* [Task brief]:
In the entries below, how many lines hold the string "samt"? Answer with the number only.

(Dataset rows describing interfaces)

Start of Block

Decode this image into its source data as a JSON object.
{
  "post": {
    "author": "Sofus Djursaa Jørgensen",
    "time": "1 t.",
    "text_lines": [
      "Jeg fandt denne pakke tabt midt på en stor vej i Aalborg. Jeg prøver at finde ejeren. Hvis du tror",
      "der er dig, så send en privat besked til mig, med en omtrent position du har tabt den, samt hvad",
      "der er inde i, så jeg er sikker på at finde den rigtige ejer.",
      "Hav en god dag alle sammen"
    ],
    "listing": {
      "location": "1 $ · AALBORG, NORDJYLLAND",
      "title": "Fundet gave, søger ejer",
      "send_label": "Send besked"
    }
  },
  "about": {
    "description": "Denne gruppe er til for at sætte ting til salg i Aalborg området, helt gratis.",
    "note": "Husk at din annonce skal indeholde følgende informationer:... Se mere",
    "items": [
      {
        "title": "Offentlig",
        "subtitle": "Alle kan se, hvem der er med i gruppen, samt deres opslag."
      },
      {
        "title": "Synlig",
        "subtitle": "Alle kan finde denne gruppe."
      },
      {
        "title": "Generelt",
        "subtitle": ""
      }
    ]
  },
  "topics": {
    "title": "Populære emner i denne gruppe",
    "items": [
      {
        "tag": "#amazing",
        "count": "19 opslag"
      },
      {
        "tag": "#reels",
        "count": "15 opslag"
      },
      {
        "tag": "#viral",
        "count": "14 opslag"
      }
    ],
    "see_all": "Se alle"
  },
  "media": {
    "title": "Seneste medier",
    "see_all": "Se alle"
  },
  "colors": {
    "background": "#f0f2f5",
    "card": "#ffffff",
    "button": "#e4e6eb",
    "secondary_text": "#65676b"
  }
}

End of Block

* [Output of the task]:
2